▶ _Job_
Identify all lines in the data containing the string "ذراعيه". Copy them out.

▶ _Record excerpts_
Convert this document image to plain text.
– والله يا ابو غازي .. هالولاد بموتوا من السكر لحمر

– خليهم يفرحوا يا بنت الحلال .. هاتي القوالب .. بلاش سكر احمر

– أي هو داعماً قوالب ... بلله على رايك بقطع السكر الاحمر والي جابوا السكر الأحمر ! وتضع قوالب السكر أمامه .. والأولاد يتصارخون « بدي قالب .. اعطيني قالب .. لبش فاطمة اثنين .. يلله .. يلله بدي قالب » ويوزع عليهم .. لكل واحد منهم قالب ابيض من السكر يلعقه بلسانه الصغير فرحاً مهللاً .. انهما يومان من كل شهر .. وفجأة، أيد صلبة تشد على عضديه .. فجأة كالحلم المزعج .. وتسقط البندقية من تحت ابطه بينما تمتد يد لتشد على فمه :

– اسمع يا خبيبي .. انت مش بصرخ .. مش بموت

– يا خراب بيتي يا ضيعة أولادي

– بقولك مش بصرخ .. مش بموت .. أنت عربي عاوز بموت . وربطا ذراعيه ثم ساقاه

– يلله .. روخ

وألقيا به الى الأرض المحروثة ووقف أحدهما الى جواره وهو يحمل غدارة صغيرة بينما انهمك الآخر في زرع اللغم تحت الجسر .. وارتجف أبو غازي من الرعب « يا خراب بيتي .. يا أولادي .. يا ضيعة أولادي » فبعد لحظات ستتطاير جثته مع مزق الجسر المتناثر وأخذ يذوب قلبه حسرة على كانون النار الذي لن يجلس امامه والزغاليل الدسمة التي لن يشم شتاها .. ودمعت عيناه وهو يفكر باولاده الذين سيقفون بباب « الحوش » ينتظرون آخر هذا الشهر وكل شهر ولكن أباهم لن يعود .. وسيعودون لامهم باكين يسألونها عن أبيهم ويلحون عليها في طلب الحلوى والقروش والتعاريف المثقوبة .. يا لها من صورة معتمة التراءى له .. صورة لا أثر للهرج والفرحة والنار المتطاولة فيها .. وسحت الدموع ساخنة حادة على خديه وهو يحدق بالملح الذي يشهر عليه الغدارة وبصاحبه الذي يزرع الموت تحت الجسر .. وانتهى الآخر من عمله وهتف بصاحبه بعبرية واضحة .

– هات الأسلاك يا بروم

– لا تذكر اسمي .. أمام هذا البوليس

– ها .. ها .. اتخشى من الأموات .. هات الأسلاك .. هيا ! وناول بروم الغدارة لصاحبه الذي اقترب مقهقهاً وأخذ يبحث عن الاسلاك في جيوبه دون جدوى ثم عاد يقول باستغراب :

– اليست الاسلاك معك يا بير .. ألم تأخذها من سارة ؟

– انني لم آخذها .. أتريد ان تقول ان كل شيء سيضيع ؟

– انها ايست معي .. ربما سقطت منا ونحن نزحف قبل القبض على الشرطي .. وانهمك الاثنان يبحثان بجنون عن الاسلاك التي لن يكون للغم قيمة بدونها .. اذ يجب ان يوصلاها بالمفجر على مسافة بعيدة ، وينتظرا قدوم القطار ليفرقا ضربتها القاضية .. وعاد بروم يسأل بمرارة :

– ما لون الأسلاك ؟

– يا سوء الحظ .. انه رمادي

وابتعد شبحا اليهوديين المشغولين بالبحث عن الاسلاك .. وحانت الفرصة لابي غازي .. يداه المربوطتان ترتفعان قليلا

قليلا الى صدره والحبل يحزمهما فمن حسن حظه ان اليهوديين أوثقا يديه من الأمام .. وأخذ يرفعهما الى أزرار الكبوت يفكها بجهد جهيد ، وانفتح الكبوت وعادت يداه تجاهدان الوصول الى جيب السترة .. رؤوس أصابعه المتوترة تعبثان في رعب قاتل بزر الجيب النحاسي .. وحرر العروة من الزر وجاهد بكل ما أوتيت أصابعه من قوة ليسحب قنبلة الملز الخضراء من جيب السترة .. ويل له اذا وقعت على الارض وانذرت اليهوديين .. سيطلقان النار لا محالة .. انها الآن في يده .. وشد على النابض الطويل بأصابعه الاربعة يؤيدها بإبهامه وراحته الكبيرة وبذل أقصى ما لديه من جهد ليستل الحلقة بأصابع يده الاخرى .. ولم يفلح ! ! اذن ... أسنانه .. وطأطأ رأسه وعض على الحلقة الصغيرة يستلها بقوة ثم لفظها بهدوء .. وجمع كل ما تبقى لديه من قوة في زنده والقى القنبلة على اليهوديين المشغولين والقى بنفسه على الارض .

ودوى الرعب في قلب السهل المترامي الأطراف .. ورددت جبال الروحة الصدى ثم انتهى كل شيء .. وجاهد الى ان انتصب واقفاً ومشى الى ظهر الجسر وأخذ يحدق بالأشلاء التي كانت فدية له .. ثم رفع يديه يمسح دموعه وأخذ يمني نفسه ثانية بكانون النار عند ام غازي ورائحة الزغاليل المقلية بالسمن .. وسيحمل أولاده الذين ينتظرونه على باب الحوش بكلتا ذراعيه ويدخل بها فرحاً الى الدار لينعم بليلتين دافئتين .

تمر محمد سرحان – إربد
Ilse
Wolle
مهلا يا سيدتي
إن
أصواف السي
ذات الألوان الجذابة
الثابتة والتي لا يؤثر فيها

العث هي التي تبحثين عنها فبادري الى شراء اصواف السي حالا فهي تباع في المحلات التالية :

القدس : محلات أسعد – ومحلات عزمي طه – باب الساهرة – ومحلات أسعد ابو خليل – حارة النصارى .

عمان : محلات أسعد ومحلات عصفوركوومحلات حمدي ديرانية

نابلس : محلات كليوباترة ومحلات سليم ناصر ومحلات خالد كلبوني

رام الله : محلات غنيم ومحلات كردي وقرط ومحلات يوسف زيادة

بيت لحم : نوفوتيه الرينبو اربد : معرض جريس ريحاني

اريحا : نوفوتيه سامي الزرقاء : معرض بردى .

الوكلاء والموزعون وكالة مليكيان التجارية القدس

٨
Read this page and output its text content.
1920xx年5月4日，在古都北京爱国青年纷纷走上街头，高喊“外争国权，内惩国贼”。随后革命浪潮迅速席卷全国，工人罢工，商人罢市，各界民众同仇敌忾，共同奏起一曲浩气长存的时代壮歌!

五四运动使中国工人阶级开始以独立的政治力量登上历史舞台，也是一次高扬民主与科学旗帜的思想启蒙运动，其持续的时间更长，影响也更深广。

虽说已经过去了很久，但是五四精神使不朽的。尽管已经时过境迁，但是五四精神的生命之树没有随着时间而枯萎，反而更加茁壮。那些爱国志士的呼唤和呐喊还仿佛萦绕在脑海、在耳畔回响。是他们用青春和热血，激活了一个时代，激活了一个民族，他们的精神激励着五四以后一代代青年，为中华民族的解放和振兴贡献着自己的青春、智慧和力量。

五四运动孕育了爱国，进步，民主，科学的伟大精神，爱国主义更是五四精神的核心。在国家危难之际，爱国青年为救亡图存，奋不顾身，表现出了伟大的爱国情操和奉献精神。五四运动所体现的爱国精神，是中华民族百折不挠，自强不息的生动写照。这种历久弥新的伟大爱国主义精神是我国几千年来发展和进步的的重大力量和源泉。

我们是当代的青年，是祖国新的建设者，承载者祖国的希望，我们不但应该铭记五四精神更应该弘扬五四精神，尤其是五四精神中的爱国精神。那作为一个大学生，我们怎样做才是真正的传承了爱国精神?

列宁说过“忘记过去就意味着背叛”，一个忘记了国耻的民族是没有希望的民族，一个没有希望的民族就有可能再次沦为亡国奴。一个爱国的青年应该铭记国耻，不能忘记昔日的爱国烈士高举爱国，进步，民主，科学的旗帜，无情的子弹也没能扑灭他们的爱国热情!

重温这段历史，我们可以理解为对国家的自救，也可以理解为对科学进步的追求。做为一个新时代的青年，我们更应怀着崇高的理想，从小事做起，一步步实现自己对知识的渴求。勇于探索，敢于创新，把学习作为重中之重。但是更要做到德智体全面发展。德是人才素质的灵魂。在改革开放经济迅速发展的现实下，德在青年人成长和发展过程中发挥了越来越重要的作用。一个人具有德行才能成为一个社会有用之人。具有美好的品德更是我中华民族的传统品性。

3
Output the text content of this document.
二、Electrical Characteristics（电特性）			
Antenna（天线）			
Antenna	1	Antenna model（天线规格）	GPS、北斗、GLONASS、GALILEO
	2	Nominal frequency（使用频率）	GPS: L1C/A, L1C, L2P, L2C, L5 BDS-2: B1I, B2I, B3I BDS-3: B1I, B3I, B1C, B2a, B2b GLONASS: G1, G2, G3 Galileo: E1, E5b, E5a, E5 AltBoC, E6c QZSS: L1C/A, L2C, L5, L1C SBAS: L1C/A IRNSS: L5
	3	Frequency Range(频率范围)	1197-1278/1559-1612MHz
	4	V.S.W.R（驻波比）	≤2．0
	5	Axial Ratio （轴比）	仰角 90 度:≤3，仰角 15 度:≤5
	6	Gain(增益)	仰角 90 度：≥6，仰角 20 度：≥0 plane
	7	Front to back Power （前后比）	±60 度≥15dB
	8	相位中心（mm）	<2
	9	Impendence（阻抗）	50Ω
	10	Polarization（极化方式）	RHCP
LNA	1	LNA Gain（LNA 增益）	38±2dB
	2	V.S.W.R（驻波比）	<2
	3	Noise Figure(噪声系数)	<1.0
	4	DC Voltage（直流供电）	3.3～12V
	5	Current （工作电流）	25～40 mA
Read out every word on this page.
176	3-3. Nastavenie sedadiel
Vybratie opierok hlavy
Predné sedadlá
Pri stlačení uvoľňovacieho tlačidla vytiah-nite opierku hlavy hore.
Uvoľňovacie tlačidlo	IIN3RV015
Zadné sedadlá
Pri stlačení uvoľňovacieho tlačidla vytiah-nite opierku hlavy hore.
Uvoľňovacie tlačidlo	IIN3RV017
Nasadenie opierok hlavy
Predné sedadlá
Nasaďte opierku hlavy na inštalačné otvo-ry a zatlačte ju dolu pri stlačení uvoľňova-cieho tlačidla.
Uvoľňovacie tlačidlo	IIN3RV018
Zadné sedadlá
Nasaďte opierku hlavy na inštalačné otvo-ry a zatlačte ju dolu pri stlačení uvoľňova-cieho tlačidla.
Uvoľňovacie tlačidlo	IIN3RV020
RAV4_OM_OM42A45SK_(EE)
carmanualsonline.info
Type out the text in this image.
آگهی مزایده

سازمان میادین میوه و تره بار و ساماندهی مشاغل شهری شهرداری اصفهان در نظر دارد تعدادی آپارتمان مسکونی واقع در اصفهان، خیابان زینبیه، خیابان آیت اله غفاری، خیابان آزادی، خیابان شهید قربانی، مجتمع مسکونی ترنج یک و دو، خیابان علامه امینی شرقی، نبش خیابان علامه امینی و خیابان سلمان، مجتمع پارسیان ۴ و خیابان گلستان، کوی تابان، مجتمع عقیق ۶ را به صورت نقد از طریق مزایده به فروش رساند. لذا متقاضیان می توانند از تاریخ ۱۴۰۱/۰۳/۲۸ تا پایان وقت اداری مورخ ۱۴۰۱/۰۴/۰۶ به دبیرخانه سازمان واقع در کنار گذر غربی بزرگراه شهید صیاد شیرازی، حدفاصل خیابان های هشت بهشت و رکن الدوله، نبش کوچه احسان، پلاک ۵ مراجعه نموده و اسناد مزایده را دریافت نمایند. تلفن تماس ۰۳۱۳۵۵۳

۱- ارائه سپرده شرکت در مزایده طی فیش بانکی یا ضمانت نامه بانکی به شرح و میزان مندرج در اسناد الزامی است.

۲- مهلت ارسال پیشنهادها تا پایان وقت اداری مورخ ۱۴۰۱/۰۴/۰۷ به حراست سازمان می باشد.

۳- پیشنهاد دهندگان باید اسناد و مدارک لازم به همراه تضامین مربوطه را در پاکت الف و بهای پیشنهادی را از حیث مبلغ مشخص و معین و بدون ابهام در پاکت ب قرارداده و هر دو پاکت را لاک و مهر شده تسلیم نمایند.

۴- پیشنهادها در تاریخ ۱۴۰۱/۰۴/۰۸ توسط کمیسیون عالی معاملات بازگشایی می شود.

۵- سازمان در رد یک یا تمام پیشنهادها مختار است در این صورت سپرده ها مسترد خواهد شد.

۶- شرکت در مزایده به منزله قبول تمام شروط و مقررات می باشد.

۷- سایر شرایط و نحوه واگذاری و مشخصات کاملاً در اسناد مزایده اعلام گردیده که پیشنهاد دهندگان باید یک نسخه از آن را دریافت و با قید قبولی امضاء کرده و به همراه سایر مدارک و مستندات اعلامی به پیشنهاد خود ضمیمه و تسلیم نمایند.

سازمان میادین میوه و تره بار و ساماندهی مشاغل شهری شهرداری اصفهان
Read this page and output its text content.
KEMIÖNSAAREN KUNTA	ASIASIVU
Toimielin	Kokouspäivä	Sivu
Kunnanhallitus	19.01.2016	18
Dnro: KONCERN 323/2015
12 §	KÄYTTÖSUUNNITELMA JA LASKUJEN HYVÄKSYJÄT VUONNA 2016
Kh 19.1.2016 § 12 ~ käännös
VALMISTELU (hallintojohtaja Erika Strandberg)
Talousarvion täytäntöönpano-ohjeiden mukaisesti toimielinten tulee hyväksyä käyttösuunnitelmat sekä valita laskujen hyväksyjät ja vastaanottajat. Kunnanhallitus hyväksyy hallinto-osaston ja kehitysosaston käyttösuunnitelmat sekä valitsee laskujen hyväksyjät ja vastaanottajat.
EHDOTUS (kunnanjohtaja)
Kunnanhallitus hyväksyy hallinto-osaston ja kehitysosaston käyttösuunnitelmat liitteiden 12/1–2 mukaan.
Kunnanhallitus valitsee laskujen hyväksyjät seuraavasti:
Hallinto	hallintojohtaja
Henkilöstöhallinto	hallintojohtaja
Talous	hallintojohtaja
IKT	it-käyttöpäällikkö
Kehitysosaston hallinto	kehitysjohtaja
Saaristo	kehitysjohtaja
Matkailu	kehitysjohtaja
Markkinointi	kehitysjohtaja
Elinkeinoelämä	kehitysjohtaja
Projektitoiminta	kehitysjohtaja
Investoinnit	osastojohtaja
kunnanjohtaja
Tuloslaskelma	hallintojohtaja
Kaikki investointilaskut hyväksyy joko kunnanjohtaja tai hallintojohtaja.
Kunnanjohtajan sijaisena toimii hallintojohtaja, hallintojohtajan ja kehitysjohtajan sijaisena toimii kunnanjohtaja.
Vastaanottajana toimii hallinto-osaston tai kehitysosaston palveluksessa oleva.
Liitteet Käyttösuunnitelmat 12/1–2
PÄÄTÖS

▶ _Output below_
– بقولك مش بصرخ .. مش بموت .. أنت عربي عاوز بموت . وربطا ذراعيه ثم ساقاه
ودوى الرعب في قلب السهل المترامي الأطراف .. ورددت جبال الروحة الصدى ثم انتهى كل شيء .. وجاهد الى ان انتصب واقفاً ومشى الى ظهر الجسر وأخذ يحدق بالأشلاء التي كانت فدية له .. ثم رفع يديه يمسح دموعه وأخذ يمني نفسه ثانية بكانون النار عند ام غازي ورائحة الزغاليل المقلية بالسمن .. وسيحمل أولاده الذين ينتظرونه على باب الحوش بكلتا ذراعيه ويدخل بها فرحاً الى الدار لينعم بليلتين دافئتين .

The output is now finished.